# THE PROBLEM
Which lines contain the word "marker"? Return each of them as written.

┄┄┄┄┄┄

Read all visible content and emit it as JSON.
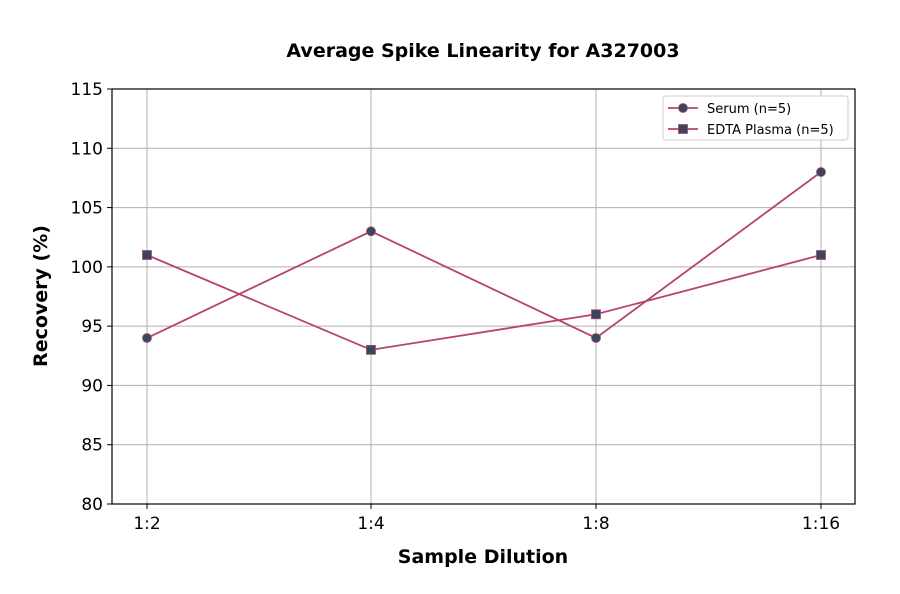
{
  "chart_data": {
    "type": "line",
    "title": "Average Spike Linearity for A327003",
    "xlabel": "Sample Dilution",
    "ylabel": "Recovery (%)",
    "categories": [
      "1:2",
      "1:4",
      "1:8",
      "1:16"
    ],
    "ylim": [
      80,
      115
    ],
    "yticks": [
      80,
      85,
      90,
      95,
      100,
      105,
      110,
      115
    ],
    "grid": true,
    "legend_position": "top-right",
    "series": [
      {
        "name": "Serum (n=5)",
        "marker": "circle",
        "values": [
          94,
          103,
          94,
          108
        ]
      },
      {
        "name": "EDTA Plasma (n=5)",
        "marker": "square",
        "values": [
          101,
          93,
          96,
          101
        ]
      }
    ],
    "colors": {
      "line": "#b5446e",
      "marker": "#34495e"
    }
  }
}
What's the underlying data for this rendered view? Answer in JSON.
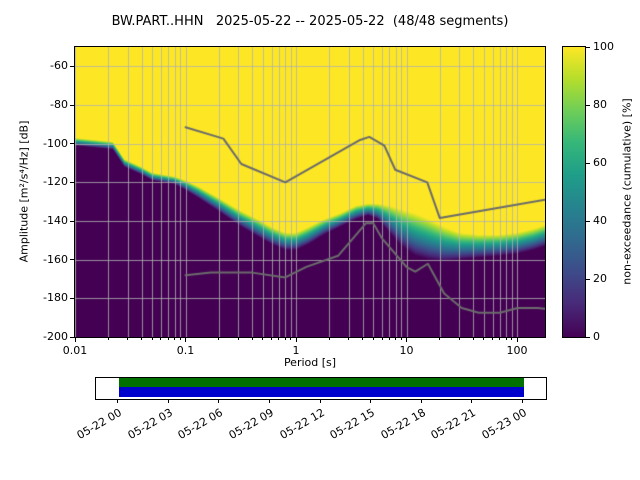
{
  "chart_data": {
    "type": "heatmap",
    "title": "BW.PART..HHN   2025-05-22 -- 2025-05-22  (48/48 segments)",
    "xlabel": "Period [s]",
    "ylabel": "Amplitude [m²/s⁴/Hz] [dB]",
    "colorbar_label": "non-exceedance (cumulative) [%]",
    "grid": true,
    "x_axis": {
      "scale": "log",
      "min": 0.01,
      "max": 179,
      "major_ticks": [
        0.01,
        0.1,
        1,
        10,
        100
      ],
      "major_tick_labels": [
        "0.01",
        "0.1",
        "1",
        "10",
        "100"
      ]
    },
    "y_axis": {
      "min": -200,
      "max": -50,
      "ticks": [
        -60,
        -80,
        -100,
        -120,
        -140,
        -160,
        -180,
        -200
      ],
      "tick_labels": [
        "-60",
        "-80",
        "-100",
        "-120",
        "-140",
        "-160",
        "-180",
        "-200"
      ]
    },
    "colorbar": {
      "min": 0,
      "max": 100,
      "ticks": [
        0,
        20,
        40,
        60,
        80,
        100
      ],
      "tick_labels": [
        "0",
        "20",
        "40",
        "60",
        "80",
        "100"
      ],
      "colormap": "viridis",
      "stops": [
        [
          0.0,
          "#440154"
        ],
        [
          0.11,
          "#482878"
        ],
        [
          0.22,
          "#3e4a89"
        ],
        [
          0.33,
          "#31688e"
        ],
        [
          0.44,
          "#26828e"
        ],
        [
          0.56,
          "#1f9e89"
        ],
        [
          0.67,
          "#35b779"
        ],
        [
          0.78,
          "#6ece58"
        ],
        [
          0.89,
          "#b5de2b"
        ],
        [
          1.0,
          "#fde725"
        ]
      ]
    },
    "distribution_envelope": {
      "comment": "upper_db = amplitude where non-exceedance reaches 100%, lower_db = where it is 0%",
      "periods": [
        0.01,
        0.022,
        0.028,
        0.04,
        0.05,
        0.08,
        0.1,
        0.13,
        0.2,
        0.3,
        0.45,
        0.6,
        0.8,
        1.0,
        1.3,
        1.8,
        2.5,
        3.5,
        4.5,
        5.5,
        7,
        9,
        12,
        16,
        22,
        30,
        45,
        70,
        100,
        140,
        179
      ],
      "upper_db": [
        -97,
        -99,
        -108,
        -112,
        -115,
        -117,
        -119,
        -122,
        -128,
        -134,
        -139,
        -143,
        -146,
        -146,
        -143,
        -139,
        -136,
        -132,
        -131,
        -131,
        -132,
        -134,
        -136,
        -139,
        -143,
        -146,
        -147,
        -147,
        -146,
        -144,
        -142
      ],
      "lower_db": [
        -101,
        -103,
        -112,
        -116,
        -119,
        -121,
        -124,
        -128,
        -135,
        -142,
        -148,
        -152,
        -155,
        -155,
        -152,
        -147,
        -143,
        -139,
        -137,
        -139,
        -146,
        -153,
        -158,
        -160,
        -161,
        -160,
        -159,
        -158,
        -157,
        -155,
        -153
      ]
    },
    "noise_models": {
      "color": "#6b6b6b",
      "nhnm": [
        [
          0.1,
          -91.5
        ],
        [
          0.22,
          -97.4
        ],
        [
          0.32,
          -110.5
        ],
        [
          0.8,
          -120.0
        ],
        [
          3.8,
          -98.1
        ],
        [
          4.6,
          -96.5
        ],
        [
          6.3,
          -101.0
        ],
        [
          7.9,
          -113.5
        ],
        [
          15.4,
          -120.0
        ],
        [
          20.0,
          -138.5
        ],
        [
          179.0,
          -129.0
        ]
      ],
      "nlnm": [
        [
          0.1,
          -168.0
        ],
        [
          0.17,
          -166.7
        ],
        [
          0.4,
          -166.7
        ],
        [
          0.8,
          -169.2
        ],
        [
          1.24,
          -163.7
        ],
        [
          2.4,
          -158.0
        ],
        [
          4.3,
          -141.1
        ],
        [
          5.0,
          -141.1
        ],
        [
          6.0,
          -149.0
        ],
        [
          10.0,
          -163.8
        ],
        [
          12.0,
          -166.2
        ],
        [
          15.6,
          -162.1
        ],
        [
          21.9,
          -177.5
        ],
        [
          31.6,
          -185.0
        ],
        [
          45.0,
          -187.5
        ],
        [
          70.0,
          -187.5
        ],
        [
          101.0,
          -185.0
        ],
        [
          154.0,
          -185.0
        ],
        [
          179.0,
          -185.4
        ]
      ]
    }
  },
  "coverage": {
    "tick_labels": [
      "05-22 00",
      "05-22 03",
      "05-22 06",
      "05-22 09",
      "05-22 12",
      "05-22 15",
      "05-22 18",
      "05-22 21",
      "05-23 00"
    ],
    "bar_colors": {
      "top": "#007000",
      "bottom": "#0000cd"
    },
    "fill_fraction": {
      "start": 0.05,
      "end": 0.95
    }
  }
}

┄┄┄┄┄┄

# ANSWER
        "marker": "circle",
        "marker": "square",
      "marker": "#34495e"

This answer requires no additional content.